== The request ==
Please copy the records verbatim, from the line containing "android wordmark: android" through the line containing "icon: location pin — [800, 613, 876, 739]", both included.

== Raw records ==

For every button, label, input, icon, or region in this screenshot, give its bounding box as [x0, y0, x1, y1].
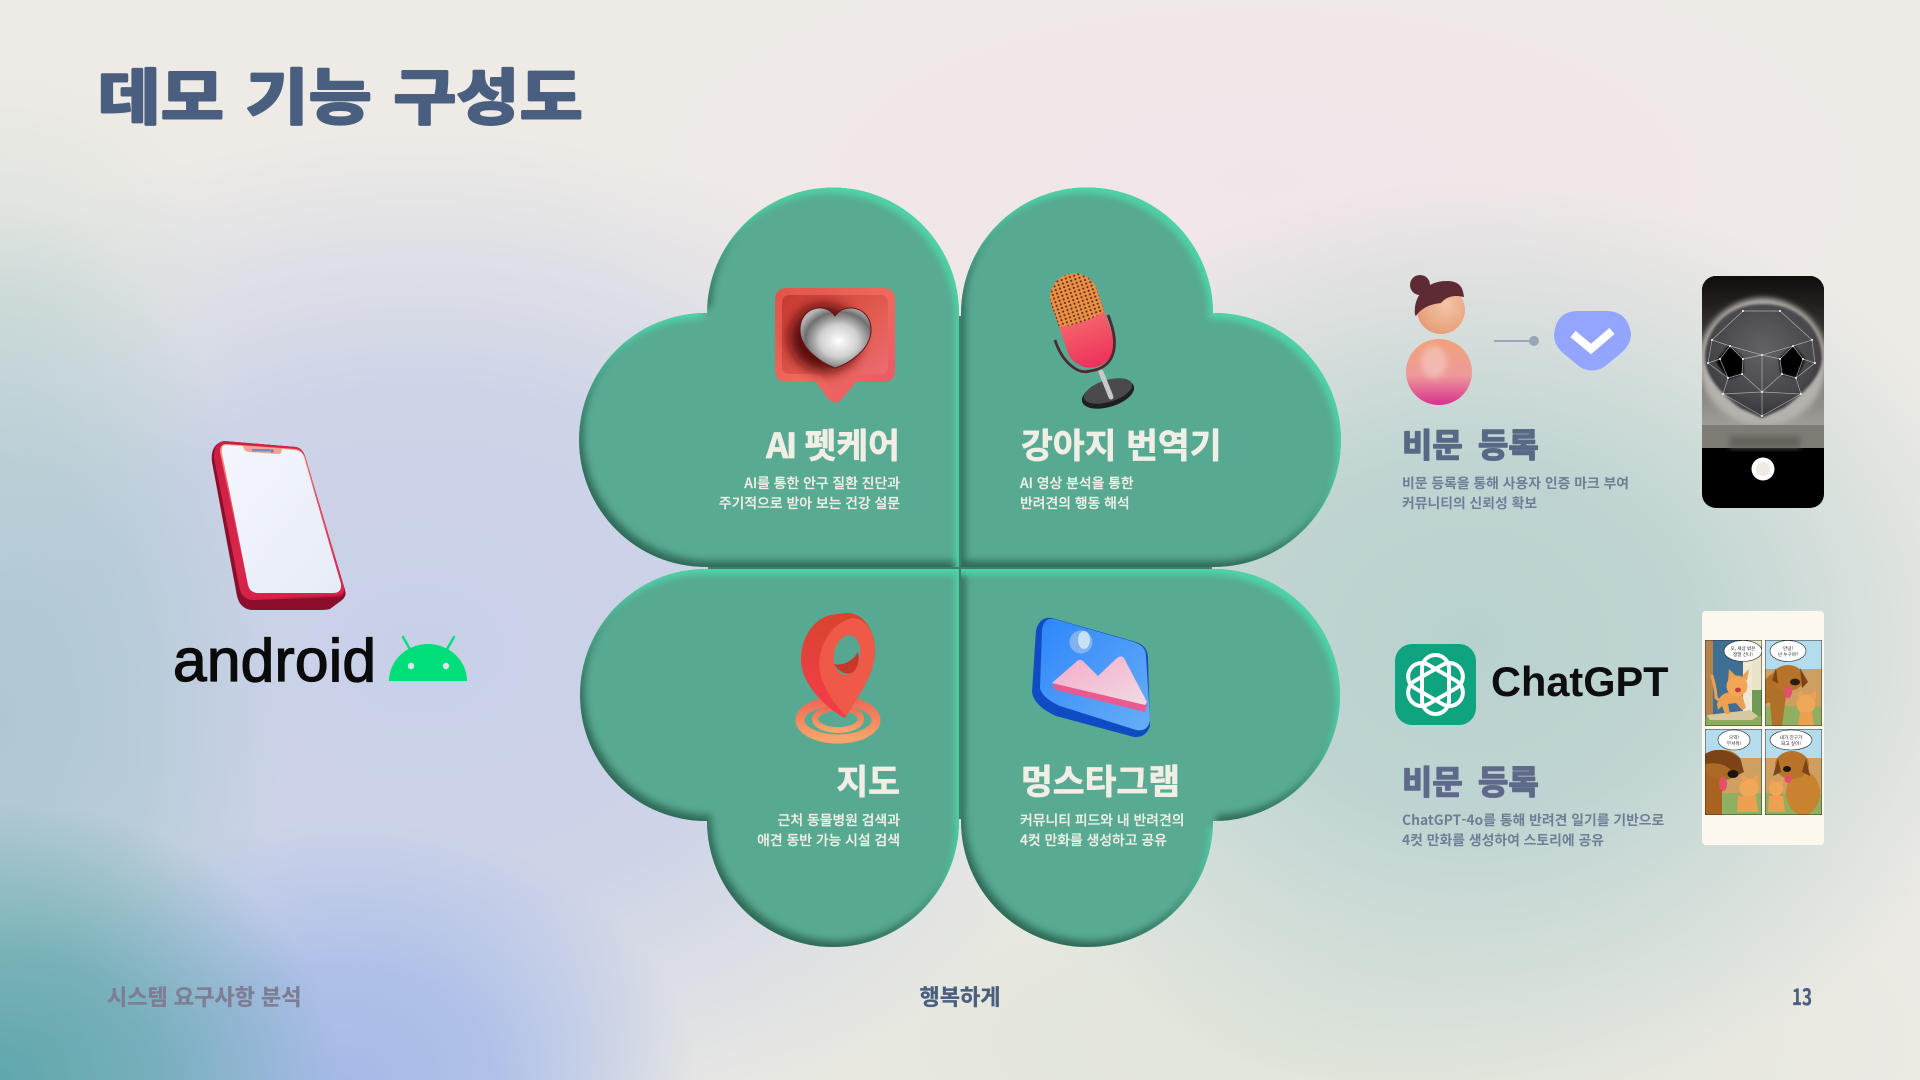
android wordmark: android — [173, 626, 376, 694]
comic panel 1 — [1705, 640, 1762, 726]
icon: photo card — [1032, 618, 1150, 737]
description: 비문 등록을 통해 사용자 인증 마크 부여 — [1402, 472, 1629, 492]
icon: verified person — [1406, 275, 1472, 405]
description: AI 영상 분석을 통한 — [1020, 472, 1134, 492]
panel: android device — [173, 441, 467, 694]
heading: 강아지 번역기 — [1021, 418, 1222, 468]
icon: heart badge — [775, 288, 895, 402]
comic panel 1: 정말 신나! — [1733, 651, 1753, 658]
panel: four-leaf clover — [579, 187, 1341, 947]
title: 데모 기능 구성도 — [98, 51, 583, 137]
comic panel 2: 안녕! — [1783, 645, 1793, 652]
footer: page number: 13 — [1792, 980, 1812, 1012]
ChatGPT wordmark: ChatGPT — [1491, 658, 1669, 705]
description line 2: 4컷 만화를 생성하고 공유 — [1020, 829, 1167, 849]
heading: 지도 — [836, 754, 900, 804]
description line 2: 주기적으로 받아 보는 건강 설문 — [719, 492, 900, 512]
comic panel 4: 되고 싶어! — [1781, 740, 1801, 747]
comic panel 1: 오, 세상 밖은 — [1730, 645, 1756, 652]
description: 커뮤니티 피드와 내 반려견의 — [1020, 809, 1184, 829]
panel: map leaf — [580, 569, 959, 947]
panel: dog translator leaf — [961, 187, 1341, 567]
slide canvas — [100, 66, 1824, 1008]
description line 2: 4컷 만화를 생성하여 스토리에 공유 — [1402, 829, 1604, 849]
comic panel 3: 으악! — [1729, 734, 1739, 741]
description line 2: 커뮤니티의 신뢰성 확보 — [1402, 492, 1537, 512]
icon: location pin — [800, 613, 876, 739]
panel: AI pet care leaf — [579, 188, 959, 567]
comic panel 3: 무서워! — [1727, 740, 1742, 747]
icon: ChatGPT logo — [1395, 644, 1476, 725]
description line 2: 반려견의 행동 해석 — [1020, 492, 1130, 512]
icon: android head — [389, 637, 467, 681]
phone: nose scan — [1699, 276, 1827, 508]
dog nose photo — [1699, 276, 1827, 426]
description: ChatGPT-4o를 통해 반려견 일기를 기반으로 — [1402, 809, 1665, 829]
panel: mungstagram leaf — [961, 569, 1340, 947]
connector line — [1494, 336, 1539, 346]
heading: 멍스타그램 — [1021, 754, 1180, 804]
icon: check badge — [1554, 311, 1631, 370]
heading: 비문 등록 — [1402, 756, 1539, 804]
comic panel 4 — [1765, 729, 1822, 815]
footer: team name: 행복하게 — [920, 980, 1000, 1012]
mesh overlay — [1708, 311, 1815, 416]
panel: nose print registration — [1402, 275, 1827, 512]
shutter button — [1752, 458, 1774, 480]
comic panel 3 — [1704, 729, 1762, 815]
blurred band — [1702, 425, 1824, 448]
description: AI를 통한 안구 질환 진단과 — [744, 472, 900, 492]
comic strip — [1702, 611, 1824, 845]
panel: ChatGPT comic — [1395, 611, 1824, 849]
heading: 비문 등록 — [1402, 419, 1539, 467]
icon: microphone — [1044, 267, 1138, 414]
icon: red smartphone — [212, 441, 346, 610]
description: 근처 동물병원 검색과 — [778, 809, 900, 829]
comic panel 4: 내가 친구가 — [1780, 734, 1803, 741]
footer: section name: 시스템 요구사항 분석 — [107, 980, 301, 1012]
comic panel 2: 넌 누구야? — [1778, 651, 1798, 658]
heading: AI 펫케어 — [765, 418, 900, 468]
comic panel 2 — [1765, 640, 1822, 726]
description line 2: 애견 동반 가능 시설 검색 — [757, 829, 900, 849]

== Output for this task ==
android wordmark: android — [173, 626, 376, 694]
comic panel 1 — [1705, 640, 1762, 726]
icon: photo card — [1032, 618, 1150, 737]
description: 비문 등록을 통해 사용자 인증 마크 부여 — [1402, 472, 1629, 492]
icon: verified person — [1406, 275, 1472, 405]
description: AI 영상 분석을 통한 — [1020, 472, 1134, 492]
panel: android device — [173, 441, 467, 694]
heading: 강아지 번역기 — [1021, 418, 1222, 468]
icon: heart badge — [775, 288, 895, 402]
comic panel 1: 정말 신나! — [1733, 651, 1753, 658]
panel: four-leaf clover — [579, 187, 1341, 947]
title: 데모 기능 구성도 — [98, 51, 583, 137]
comic panel 2: 안녕! — [1783, 645, 1793, 652]
footer: page number: 13 — [1792, 980, 1812, 1012]
ChatGPT wordmark: ChatGPT — [1491, 658, 1669, 705]
description line 2: 4컷 만화를 생성하고 공유 — [1020, 829, 1167, 849]
heading: 지도 — [836, 754, 900, 804]
description line 2: 주기적으로 받아 보는 건강 설문 — [719, 492, 900, 512]
comic panel 4: 되고 싶어! — [1781, 740, 1801, 747]
comic panel 1: 오, 세상 밖은 — [1730, 645, 1756, 652]
description: 커뮤니티 피드와 내 반려견의 — [1020, 809, 1184, 829]
panel: map leaf — [580, 569, 959, 947]
panel: dog translator leaf — [961, 187, 1341, 567]
slide canvas — [100, 66, 1824, 1008]
description line 2: 4컷 만화를 생성하여 스토리에 공유 — [1402, 829, 1604, 849]
comic panel 3: 으악! — [1729, 734, 1739, 741]
description line 2: 커뮤니티의 신뢰성 확보 — [1402, 492, 1537, 512]
icon: location pin — [800, 613, 876, 739]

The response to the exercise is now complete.